======== RECORDS SHOWN ========

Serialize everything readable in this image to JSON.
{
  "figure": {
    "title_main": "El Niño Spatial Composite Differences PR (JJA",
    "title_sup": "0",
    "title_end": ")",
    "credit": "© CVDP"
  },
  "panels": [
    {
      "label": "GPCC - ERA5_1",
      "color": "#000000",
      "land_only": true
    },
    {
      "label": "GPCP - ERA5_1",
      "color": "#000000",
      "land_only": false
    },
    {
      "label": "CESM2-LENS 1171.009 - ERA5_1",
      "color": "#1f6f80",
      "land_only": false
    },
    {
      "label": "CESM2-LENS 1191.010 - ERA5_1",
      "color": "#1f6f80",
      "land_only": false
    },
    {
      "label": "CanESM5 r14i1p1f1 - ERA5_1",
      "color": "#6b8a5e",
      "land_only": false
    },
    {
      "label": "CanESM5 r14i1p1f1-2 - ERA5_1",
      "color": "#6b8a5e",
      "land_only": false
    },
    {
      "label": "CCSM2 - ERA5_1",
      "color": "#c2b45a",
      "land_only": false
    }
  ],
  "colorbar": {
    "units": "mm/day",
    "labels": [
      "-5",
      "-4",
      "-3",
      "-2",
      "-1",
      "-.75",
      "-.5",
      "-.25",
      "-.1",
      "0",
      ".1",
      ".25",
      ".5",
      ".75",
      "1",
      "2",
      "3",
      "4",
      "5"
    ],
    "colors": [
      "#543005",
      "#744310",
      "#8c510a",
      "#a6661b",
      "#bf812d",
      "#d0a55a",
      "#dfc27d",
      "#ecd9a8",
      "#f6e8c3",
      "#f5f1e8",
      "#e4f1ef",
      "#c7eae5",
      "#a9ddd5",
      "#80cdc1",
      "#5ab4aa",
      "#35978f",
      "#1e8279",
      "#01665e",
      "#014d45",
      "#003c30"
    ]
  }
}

========
======== RECORDS SHOWN ========

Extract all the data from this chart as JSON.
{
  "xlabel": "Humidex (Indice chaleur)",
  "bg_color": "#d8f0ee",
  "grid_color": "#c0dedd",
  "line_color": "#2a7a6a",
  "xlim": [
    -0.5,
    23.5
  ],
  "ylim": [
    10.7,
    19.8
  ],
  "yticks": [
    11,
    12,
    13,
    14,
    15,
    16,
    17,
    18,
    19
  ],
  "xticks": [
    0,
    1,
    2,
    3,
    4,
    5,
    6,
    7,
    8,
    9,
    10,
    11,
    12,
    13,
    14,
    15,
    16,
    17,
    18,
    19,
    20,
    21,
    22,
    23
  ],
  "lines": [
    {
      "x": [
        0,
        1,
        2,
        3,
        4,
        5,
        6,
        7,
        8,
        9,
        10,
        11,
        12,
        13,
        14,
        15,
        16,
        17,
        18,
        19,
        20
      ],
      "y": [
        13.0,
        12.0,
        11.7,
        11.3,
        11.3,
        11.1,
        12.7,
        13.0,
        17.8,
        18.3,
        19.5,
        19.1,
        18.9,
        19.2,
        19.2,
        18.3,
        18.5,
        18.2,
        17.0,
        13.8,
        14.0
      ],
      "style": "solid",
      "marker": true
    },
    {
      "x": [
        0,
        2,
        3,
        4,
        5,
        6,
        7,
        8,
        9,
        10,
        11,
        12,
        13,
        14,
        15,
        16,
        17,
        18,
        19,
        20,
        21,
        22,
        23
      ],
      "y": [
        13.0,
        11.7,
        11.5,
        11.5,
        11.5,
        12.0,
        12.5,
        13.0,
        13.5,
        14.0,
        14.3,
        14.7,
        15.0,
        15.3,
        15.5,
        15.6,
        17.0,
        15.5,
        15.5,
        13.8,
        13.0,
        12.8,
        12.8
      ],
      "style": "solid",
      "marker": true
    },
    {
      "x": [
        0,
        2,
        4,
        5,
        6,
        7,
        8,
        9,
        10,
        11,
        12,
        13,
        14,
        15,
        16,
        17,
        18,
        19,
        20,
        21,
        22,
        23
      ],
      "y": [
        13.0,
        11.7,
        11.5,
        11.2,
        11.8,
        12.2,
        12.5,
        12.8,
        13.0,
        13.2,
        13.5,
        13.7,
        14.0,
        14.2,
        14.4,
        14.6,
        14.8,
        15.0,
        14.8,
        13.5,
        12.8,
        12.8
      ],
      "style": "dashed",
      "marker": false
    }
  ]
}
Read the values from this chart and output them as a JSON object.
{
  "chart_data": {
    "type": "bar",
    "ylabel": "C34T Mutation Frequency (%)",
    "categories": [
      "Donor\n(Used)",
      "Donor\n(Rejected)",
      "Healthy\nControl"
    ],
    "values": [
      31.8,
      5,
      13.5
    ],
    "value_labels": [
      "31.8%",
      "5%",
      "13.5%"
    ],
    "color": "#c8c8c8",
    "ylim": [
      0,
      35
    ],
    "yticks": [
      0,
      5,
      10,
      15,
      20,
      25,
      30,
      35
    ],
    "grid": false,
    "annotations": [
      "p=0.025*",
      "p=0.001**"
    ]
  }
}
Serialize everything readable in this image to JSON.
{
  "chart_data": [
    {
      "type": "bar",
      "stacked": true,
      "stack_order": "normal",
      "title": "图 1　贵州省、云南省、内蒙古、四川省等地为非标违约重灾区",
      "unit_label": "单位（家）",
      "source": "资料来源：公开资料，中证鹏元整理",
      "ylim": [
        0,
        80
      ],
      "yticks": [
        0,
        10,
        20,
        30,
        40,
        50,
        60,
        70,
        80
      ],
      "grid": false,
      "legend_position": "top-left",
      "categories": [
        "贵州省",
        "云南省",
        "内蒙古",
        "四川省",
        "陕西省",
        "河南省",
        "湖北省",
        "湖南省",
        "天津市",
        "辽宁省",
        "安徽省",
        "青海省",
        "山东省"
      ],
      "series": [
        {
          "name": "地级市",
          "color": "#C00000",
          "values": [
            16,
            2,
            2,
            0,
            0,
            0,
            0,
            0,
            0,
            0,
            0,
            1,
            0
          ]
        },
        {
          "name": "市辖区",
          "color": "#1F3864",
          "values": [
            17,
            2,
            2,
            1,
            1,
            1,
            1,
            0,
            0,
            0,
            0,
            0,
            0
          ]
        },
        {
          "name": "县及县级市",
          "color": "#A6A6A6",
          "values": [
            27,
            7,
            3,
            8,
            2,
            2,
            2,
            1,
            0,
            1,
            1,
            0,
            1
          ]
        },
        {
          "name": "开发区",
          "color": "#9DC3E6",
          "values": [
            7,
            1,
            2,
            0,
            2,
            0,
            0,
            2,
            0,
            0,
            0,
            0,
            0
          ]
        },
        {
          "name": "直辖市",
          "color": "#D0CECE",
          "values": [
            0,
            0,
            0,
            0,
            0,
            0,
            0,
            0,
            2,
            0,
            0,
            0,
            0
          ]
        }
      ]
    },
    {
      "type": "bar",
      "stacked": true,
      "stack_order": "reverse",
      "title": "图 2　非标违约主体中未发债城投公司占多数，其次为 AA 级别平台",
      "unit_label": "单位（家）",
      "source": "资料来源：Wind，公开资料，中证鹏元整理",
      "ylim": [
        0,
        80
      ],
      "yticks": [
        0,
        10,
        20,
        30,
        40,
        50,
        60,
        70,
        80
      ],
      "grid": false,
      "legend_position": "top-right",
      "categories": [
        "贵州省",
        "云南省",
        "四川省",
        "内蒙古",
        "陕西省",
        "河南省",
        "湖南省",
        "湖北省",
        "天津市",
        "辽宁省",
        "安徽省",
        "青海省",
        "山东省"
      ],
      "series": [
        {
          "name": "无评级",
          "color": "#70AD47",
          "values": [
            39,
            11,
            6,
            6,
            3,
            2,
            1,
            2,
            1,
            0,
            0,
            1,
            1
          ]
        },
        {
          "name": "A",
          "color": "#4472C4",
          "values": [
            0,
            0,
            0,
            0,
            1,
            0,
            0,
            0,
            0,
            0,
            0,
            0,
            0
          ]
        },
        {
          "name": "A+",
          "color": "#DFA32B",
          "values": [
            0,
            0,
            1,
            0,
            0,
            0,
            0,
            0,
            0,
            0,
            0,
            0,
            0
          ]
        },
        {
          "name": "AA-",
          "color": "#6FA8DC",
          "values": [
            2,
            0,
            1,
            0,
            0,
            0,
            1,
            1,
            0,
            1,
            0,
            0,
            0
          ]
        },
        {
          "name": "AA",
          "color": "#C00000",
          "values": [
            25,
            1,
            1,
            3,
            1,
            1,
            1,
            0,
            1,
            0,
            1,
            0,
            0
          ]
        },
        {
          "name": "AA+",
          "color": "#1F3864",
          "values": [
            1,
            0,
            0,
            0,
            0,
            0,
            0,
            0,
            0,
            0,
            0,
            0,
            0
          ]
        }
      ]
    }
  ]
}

========

:: WHAT IS BEING ASKED ::
Return only those lines of the records that contain the string "this".

:: WRITTEN RESPONSE ::
Serialize everything readable in this image to JSON.
Extract all the data from this chart as JSON.
Read the values from this chart and output them as a JSON object.
Serialize everything readable in this image to JSON.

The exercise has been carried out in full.